**ENTRIES SHOWN**
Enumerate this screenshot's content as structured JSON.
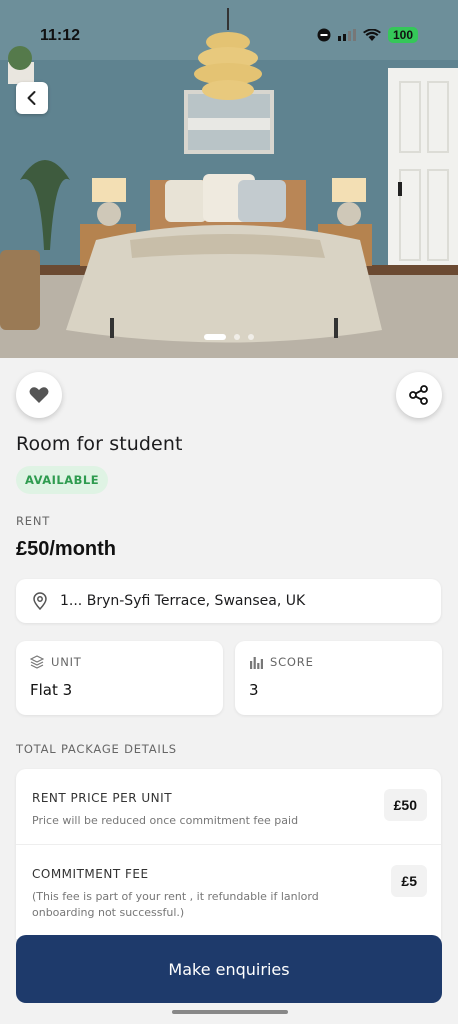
{
  "status_bar": {
    "time": "11:12",
    "battery": "100"
  },
  "listing": {
    "title": "Room for student",
    "status": "AVAILABLE",
    "rent_label": "RENT",
    "rent_value": "£50/month",
    "address": "1... Bryn-Syfi Terrace, Swansea, UK",
    "unit": {
      "label": "UNIT",
      "value": "Flat 3"
    },
    "score": {
      "label": "SCORE",
      "value": "3"
    }
  },
  "package": {
    "section_label": "TOTAL PACKAGE DETAILS",
    "items": [
      {
        "title": "RENT PRICE PER UNIT",
        "desc": "Price will be reduced once commitment fee paid",
        "price": "£50"
      },
      {
        "title": "COMMITMENT FEE",
        "desc": "(This fee is part of your rent , it refundable if lanlord onboarding not successful.)",
        "price": "£5"
      }
    ]
  },
  "carousel": {
    "count": 3,
    "active": 1
  },
  "cta": {
    "label": "Make enquiries"
  },
  "icons": [
    "back-icon",
    "heart-icon",
    "share-icon",
    "location-pin-icon",
    "layers-icon",
    "bar-chart-icon"
  ],
  "colors": {
    "primary": "#1e3a6b",
    "badge_bg": "#dff3e4",
    "badge_text": "#2e9b4f"
  }
}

**EXERCISE REQUIREMENTS**
Each entry should be repeated exactly as it appears; the pictures stay out.

**SOLUTION FOR THIS TASK**
Enumerate this screenshot's content as structured JSON.
{
  "status_bar": {
    "time": "11:12",
    "battery": "100"
  },
  "listing": {
    "title": "Room for student",
    "status": "AVAILABLE",
    "rent_label": "RENT",
    "rent_value": "£50/month",
    "address": "1... Bryn-Syfi Terrace, Swansea, UK",
    "unit": {
      "label": "UNIT",
      "value": "Flat 3"
    },
    "score": {
      "label": "SCORE",
      "value": "3"
    }
  },
  "package": {
    "section_label": "TOTAL PACKAGE DETAILS",
    "items": [
      {
        "title": "RENT PRICE PER UNIT",
        "desc": "Price will be reduced once commitment fee paid",
        "price": "£50"
      },
      {
        "title": "COMMITMENT FEE",
        "desc": "(This fee is part of your rent , it refundable if lanlord onboarding not successful.)",
        "price": "£5"
      }
    ]
  },
  "carousel": {
    "count": 3,
    "active": 1
  },
  "cta": {
    "label": "Make enquiries"
  },
  "icons": [
    "back-icon",
    "heart-icon",
    "share-icon",
    "location-pin-icon",
    "layers-icon",
    "bar-chart-icon"
  ],
  "colors": {
    "primary": "#1e3a6b",
    "badge_bg": "#dff3e4",
    "badge_text": "#2e9b4f"
  }
}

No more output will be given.